Please work out how many lines in the material contain "data" and give only that figure.

================

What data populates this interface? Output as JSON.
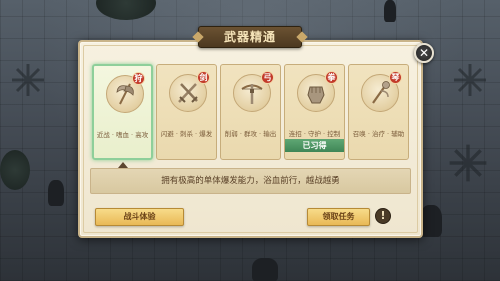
{
  "dialog": {
    "title": "武器精通",
    "close_label": "✕",
    "description": "拥有极高的单体爆发能力，浴血前行，越战越勇"
  },
  "weapons": [
    {
      "badge": "狩",
      "desc": "近战 · 嗜血 · 高攻",
      "learned": "",
      "selected": true,
      "icon": "axe-icon"
    },
    {
      "badge": "剑",
      "desc": "闪避 · 刺杀 · 爆发",
      "learned": "",
      "selected": false,
      "icon": "dual-swords-icon"
    },
    {
      "badge": "弓",
      "desc": "削弱 · 群攻 · 输出",
      "learned": "",
      "selected": false,
      "icon": "crossbow-icon"
    },
    {
      "badge": "拳",
      "desc": "连招 · 守护 · 控制",
      "learned": "已习得",
      "selected": false,
      "icon": "gauntlet-icon"
    },
    {
      "badge": "琴",
      "desc": "召唤 · 治疗 · 辅助",
      "learned": "",
      "selected": false,
      "icon": "staff-icon"
    }
  ],
  "buttons": {
    "trial_label": "战斗体验",
    "quest_label": "领取任务",
    "info_label": "!"
  },
  "colors": {
    "selected_border": "#8ecf9a",
    "learned_tag": "#4f975f",
    "badge": "#c23a2a",
    "button": "#efc86e"
  }
}
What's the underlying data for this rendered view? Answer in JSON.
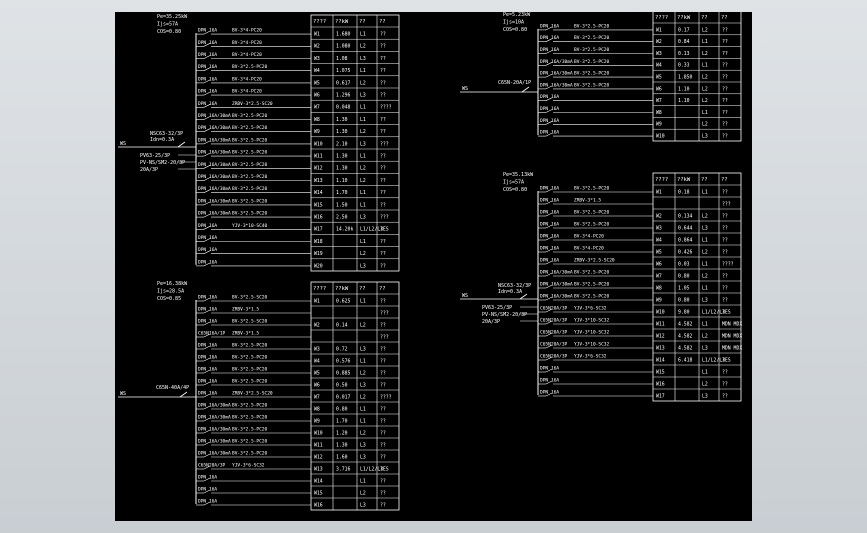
{
  "diagram": {
    "panels": [
      {
        "id": "p1",
        "header": [
          "Pe=35.25kW",
          "Ijs=57A",
          "COS=0.80"
        ],
        "incoming": {
          "label": "WS",
          "breaker": [
            "NSC63-32/3P",
            "Idn=0.3A"
          ],
          "extra": [
            "PV63-25/3P",
            "PV-NS/SM2-20/3P",
            "20A/3P"
          ]
        },
        "header_row": [
          "????",
          "??kW",
          "??",
          "??"
        ],
        "rows": [
          {
            "pre": "DPN",
            "brk": "16A",
            "cable": "BV-3*4-PC20",
            "circ": "W1",
            "kw": "1.680",
            "ph": "L1",
            "use": "??"
          },
          {
            "pre": "DPN",
            "brk": "16A",
            "cable": "BV-3*4-PC20",
            "circ": "W2",
            "kw": "1.080",
            "ph": "L2",
            "use": "??"
          },
          {
            "pre": "DPN",
            "brk": "16A",
            "cable": "BV-3*4-PC20",
            "circ": "W3",
            "kw": "1.08",
            "ph": "L3",
            "use": "??"
          },
          {
            "pre": "DPN",
            "brk": "16A",
            "cable": "BV-3*2.5-PC20",
            "circ": "W4",
            "kw": "1.075",
            "ph": "L1",
            "use": "??"
          },
          {
            "pre": "DPN",
            "brk": "16A",
            "cable": "BV-3*4-PC20",
            "circ": "W5",
            "kw": "0.617",
            "ph": "L2",
            "use": "??"
          },
          {
            "pre": "DPN",
            "brk": "16A",
            "cable": "BV-3*4-PC20",
            "circ": "W6",
            "kw": "1.296",
            "ph": "L3",
            "use": "??"
          },
          {
            "pre": "DPN",
            "brk": "16A",
            "cable": "ZRBV-3*2.5-SC20",
            "circ": "W7",
            "kw": "0.048",
            "ph": "L1",
            "use": "????"
          },
          {
            "pre": "DPN",
            "brk": "16A/30mA",
            "cable": "BV-3*2.5-PC20",
            "circ": "W8",
            "kw": "1.30",
            "ph": "L1",
            "use": "??"
          },
          {
            "pre": "DPN",
            "brk": "16A/30mA",
            "cable": "BV-3*2.5-PC20",
            "circ": "W9",
            "kw": "1.30",
            "ph": "L2",
            "use": "??"
          },
          {
            "pre": "DPN",
            "brk": "16A/30mA",
            "cable": "BV-3*2.5-PC20",
            "circ": "W10",
            "kw": "2.10",
            "ph": "L3",
            "use": "???"
          },
          {
            "pre": "DPN",
            "brk": "16A/30mA",
            "cable": "BV-3*2.5-PC20",
            "circ": "W11",
            "kw": "1.30",
            "ph": "L1",
            "use": "??"
          },
          {
            "pre": "DPN",
            "brk": "16A/30mA",
            "cable": "BV-3*2.5-PC20",
            "circ": "W12",
            "kw": "1.30",
            "ph": "L2",
            "use": "??"
          },
          {
            "pre": "DPN",
            "brk": "16A/30mA",
            "cable": "BV-3*2.5-PC20",
            "circ": "W13",
            "kw": "1.10",
            "ph": "L2",
            "use": "??"
          },
          {
            "pre": "DPN",
            "brk": "16A/30mA",
            "cable": "BV-3*2.5-PC20",
            "circ": "W14",
            "kw": "1.70",
            "ph": "L1",
            "use": "??"
          },
          {
            "pre": "DPN",
            "brk": "16A/30mA",
            "cable": "BV-3*2.5-PC20",
            "circ": "W15",
            "kw": "1.50",
            "ph": "L1",
            "use": "??"
          },
          {
            "pre": "DPN",
            "brk": "16A/30mA",
            "cable": "BV-3*2.5-PC20",
            "circ": "W16",
            "kw": "2.50",
            "ph": "L3",
            "use": "???"
          },
          {
            "pre": "DPN",
            "brk": "16A",
            "cable": "YJV-3*10-SC40",
            "circ": "W17",
            "kw": "14.20k",
            "ph": "L1/L2/L3",
            "use": "IES"
          },
          {
            "pre": "DPN",
            "brk": "16A",
            "cable": "",
            "circ": "W18",
            "kw": "",
            "ph": "L1",
            "use": "??"
          },
          {
            "pre": "DPN",
            "brk": "16A",
            "cable": "",
            "circ": "W19",
            "kw": "",
            "ph": "L2",
            "use": "??"
          },
          {
            "pre": "DPN",
            "brk": "16A",
            "cable": "",
            "circ": "W20",
            "kw": "",
            "ph": "L3",
            "use": "??"
          }
        ]
      },
      {
        "id": "p2",
        "header": [
          "Pe=16.38kW",
          "Ijs=28.5A",
          "COS=0.85"
        ],
        "incoming": {
          "label": "WS",
          "breaker": [
            "C65N-40A/4P"
          ],
          "extra": []
        },
        "header_row": [
          "????",
          "??kW",
          "??",
          "??"
        ],
        "rows": [
          {
            "pre": "DPN",
            "brk": "16A",
            "cable": "BV-3*2.5-SC20",
            "circ": "W1",
            "kw": "0.625",
            "ph": "L1",
            "use": "??"
          },
          {
            "pre": "DPN",
            "brk": "16A",
            "cable": "ZRBV-3*1.5",
            "circ": "",
            "kw": "",
            "ph": "",
            "use": "???"
          },
          {
            "pre": "DPN",
            "brk": "16A",
            "cable": "BV-3*2.5-SC20",
            "circ": "W2",
            "kw": "0.14",
            "ph": "L2",
            "use": "??"
          },
          {
            "pre": "C65N",
            "brk": "16A/1P",
            "cable": "ZRBV-3*1.5",
            "circ": "",
            "kw": "",
            "ph": "",
            "use": "???"
          },
          {
            "pre": "DPN",
            "brk": "16A",
            "cable": "BV-3*2.5-PC20",
            "circ": "W3",
            "kw": "0.72",
            "ph": "L3",
            "use": "??"
          },
          {
            "pre": "DPN",
            "brk": "16A",
            "cable": "BV-3*2.5-PC20",
            "circ": "W4",
            "kw": "0.576",
            "ph": "L1",
            "use": "??"
          },
          {
            "pre": "DPN",
            "brk": "16A",
            "cable": "BV-3*2.5-PC20",
            "circ": "W5",
            "kw": "0.885",
            "ph": "L2",
            "use": "??"
          },
          {
            "pre": "DPN",
            "brk": "16A",
            "cable": "BV-3*2.5-PC20",
            "circ": "W6",
            "kw": "0.50",
            "ph": "L3",
            "use": "??"
          },
          {
            "pre": "DPN",
            "brk": "16A",
            "cable": "ZRBV-3*2.5-SC20",
            "circ": "W7",
            "kw": "0.017",
            "ph": "L2",
            "use": "????"
          },
          {
            "pre": "DPN",
            "brk": "16A/30mA",
            "cable": "BV-3*2.5-PC20",
            "circ": "W8",
            "kw": "0.80",
            "ph": "L1",
            "use": "??"
          },
          {
            "pre": "DPN",
            "brk": "16A/30mA",
            "cable": "BV-3*2.5-PC20",
            "circ": "W9",
            "kw": "1.70",
            "ph": "L1",
            "use": "??"
          },
          {
            "pre": "DPN",
            "brk": "16A/30mA",
            "cable": "BV-3*2.5-PC20",
            "circ": "W10",
            "kw": "1.20",
            "ph": "L2",
            "use": "??"
          },
          {
            "pre": "DPN",
            "brk": "16A/30mA",
            "cable": "BV-3*2.5-PC20",
            "circ": "W11",
            "kw": "1.30",
            "ph": "L3",
            "use": "??"
          },
          {
            "pre": "DPN",
            "brk": "16A/30mA",
            "cable": "BV-3*2.5-PC20",
            "circ": "W12",
            "kw": "1.60",
            "ph": "L3",
            "use": "??"
          },
          {
            "pre": "C65N",
            "brk": "20A/3P",
            "cable": "YJV-3*6-SC32",
            "circ": "W13",
            "kw": "3.716",
            "ph": "L1/L2/L3",
            "use": "IES"
          },
          {
            "pre": "DPN",
            "brk": "16A",
            "cable": "",
            "circ": "W14",
            "kw": "",
            "ph": "L1",
            "use": "??"
          },
          {
            "pre": "DPN",
            "brk": "16A",
            "cable": "",
            "circ": "W15",
            "kw": "",
            "ph": "L2",
            "use": "??"
          },
          {
            "pre": "DPN",
            "brk": "16A",
            "cable": "",
            "circ": "W16",
            "kw": "",
            "ph": "L3",
            "use": "??"
          }
        ]
      },
      {
        "id": "p3",
        "header": [
          "Pe=5.23kW",
          "Ijs=10A",
          "COS=0.80"
        ],
        "incoming": {
          "label": "WS",
          "breaker": [
            "C65N-20A/1P"
          ],
          "extra": []
        },
        "header_row": [
          "????",
          "??kW",
          "??",
          "??"
        ],
        "rows": [
          {
            "pre": "DPN",
            "brk": "16A",
            "cable": "BV-3*2.5-PC20",
            "circ": "W1",
            "kw": "0.17",
            "ph": "L2",
            "use": "??"
          },
          {
            "pre": "DPN",
            "brk": "16A",
            "cable": "BV-3*2.5-PC20",
            "circ": "W2",
            "kw": "0.84",
            "ph": "L1",
            "use": "??"
          },
          {
            "pre": "DPN",
            "brk": "16A",
            "cable": "BV-3*2.5-PC20",
            "circ": "W3",
            "kw": "0.13",
            "ph": "L2",
            "use": "??"
          },
          {
            "pre": "DPN",
            "brk": "16A/30mA",
            "cable": "BV-3*2.5-PC20",
            "circ": "W4",
            "kw": "0.33",
            "ph": "L1",
            "use": "??"
          },
          {
            "pre": "DPN",
            "brk": "16A/30mA",
            "cable": "BV-3*2.5-PC20",
            "circ": "W5",
            "kw": "1.850",
            "ph": "L2",
            "use": "??"
          },
          {
            "pre": "DPN",
            "brk": "16A/30mA",
            "cable": "BV-3*2.5-PC20",
            "circ": "W6",
            "kw": "1.10",
            "ph": "L2",
            "use": "??"
          },
          {
            "pre": "DPN",
            "brk": "16A",
            "cable": "",
            "circ": "W7",
            "kw": "1.10",
            "ph": "L2",
            "use": "??"
          },
          {
            "pre": "DPN",
            "brk": "16A",
            "cable": "",
            "circ": "W8",
            "kw": "",
            "ph": "L1",
            "use": "??"
          },
          {
            "pre": "DPN",
            "brk": "16A",
            "cable": "",
            "circ": "W9",
            "kw": "",
            "ph": "L2",
            "use": "??"
          },
          {
            "pre": "DPN",
            "brk": "16A",
            "cable": "",
            "circ": "W10",
            "kw": "",
            "ph": "L3",
            "use": "??"
          }
        ]
      },
      {
        "id": "p4",
        "header": [
          "Pe=35.13kW",
          "Ijs=57A",
          "COS=0.80"
        ],
        "incoming": {
          "label": "WS",
          "breaker": [
            "NSC63-32/3P",
            "Idn=0.3A"
          ],
          "extra": [
            "PV63-25/3P",
            "PV-NS/SM2-20/3P",
            "20A/3P"
          ]
        },
        "header_row": [
          "????",
          "??kW",
          "??",
          "??"
        ],
        "rows": [
          {
            "pre": "DPN",
            "brk": "16A",
            "cable": "BV-3*2.5-PC20",
            "circ": "W1",
            "kw": "0.18",
            "ph": "L1",
            "use": "??"
          },
          {
            "pre": "DPN",
            "brk": "16A",
            "cable": "ZRBV-3*1.5",
            "circ": "",
            "kw": "",
            "ph": "",
            "use": "???"
          },
          {
            "pre": "DPN",
            "brk": "16A",
            "cable": "BV-3*2.5-PC20",
            "circ": "W2",
            "kw": "0.134",
            "ph": "L2",
            "use": "??"
          },
          {
            "pre": "DPN",
            "brk": "16A",
            "cable": "BV-3*2.5-PC20",
            "circ": "W3",
            "kw": "0.644",
            "ph": "L3",
            "use": "??"
          },
          {
            "pre": "DPN",
            "brk": "16A",
            "cable": "BV-3*4-PC20",
            "circ": "W4",
            "kw": "0.864",
            "ph": "L1",
            "use": "??"
          },
          {
            "pre": "DPN",
            "brk": "16A",
            "cable": "BV-3*4-PC20",
            "circ": "W5",
            "kw": "0.426",
            "ph": "L2",
            "use": "??"
          },
          {
            "pre": "DPN",
            "brk": "16A",
            "cable": "ZRBV-3*2.5-SC20",
            "circ": "W6",
            "kw": "0.03",
            "ph": "L1",
            "use": "????"
          },
          {
            "pre": "DPN",
            "brk": "16A/30mA",
            "cable": "BV-3*2.5-PC20",
            "circ": "W7",
            "kw": "0.80",
            "ph": "L2",
            "use": "??"
          },
          {
            "pre": "DPN",
            "brk": "16A/30mA",
            "cable": "BV-3*2.5-PC20",
            "circ": "W8",
            "kw": "1.05",
            "ph": "L1",
            "use": "??"
          },
          {
            "pre": "DPN",
            "brk": "16A/30mA",
            "cable": "BV-3*2.5-PC20",
            "circ": "W9",
            "kw": "0.80",
            "ph": "L3",
            "use": "??"
          },
          {
            "pre": "C65N",
            "brk": "20A/3P",
            "cable": "YJV-3*6-SC32",
            "circ": "W10",
            "kw": "9.80",
            "ph": "L1/L2/L3",
            "use": "IES"
          },
          {
            "pre": "C65N",
            "brk": "20A/3P",
            "cable": "YJV-3*10-SC32",
            "circ": "W11",
            "kw": "4.582",
            "ph": "L1",
            "use": "MDN MDX"
          },
          {
            "pre": "C65N",
            "brk": "20A/3P",
            "cable": "YJV-3*10-SC32",
            "circ": "W12",
            "kw": "4.582",
            "ph": "L2",
            "use": "MDN MDX"
          },
          {
            "pre": "C65N",
            "brk": "20A/3P",
            "cable": "YJV-3*10-SC32",
            "circ": "W13",
            "kw": "4.582",
            "ph": "L3",
            "use": "MDN MDX"
          },
          {
            "pre": "C65N",
            "brk": "20A/3P",
            "cable": "YJV-3*6-SC32",
            "circ": "W14",
            "kw": "6.418",
            "ph": "L1/L2/L3",
            "use": "IES"
          },
          {
            "pre": "DPN",
            "brk": "16A",
            "cable": "",
            "circ": "W15",
            "kw": "",
            "ph": "L1",
            "use": "??"
          },
          {
            "pre": "DPN",
            "brk": "16A",
            "cable": "",
            "circ": "W16",
            "kw": "",
            "ph": "L2",
            "use": "??"
          },
          {
            "pre": "DPN",
            "brk": "16A",
            "cable": "",
            "circ": "W17",
            "kw": "",
            "ph": "L3",
            "use": "??"
          }
        ]
      }
    ],
    "colors": {
      "background": "#000000",
      "line": "#ffffff",
      "frame": "#d4d8dc"
    }
  }
}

================

**Solution to this task**: 2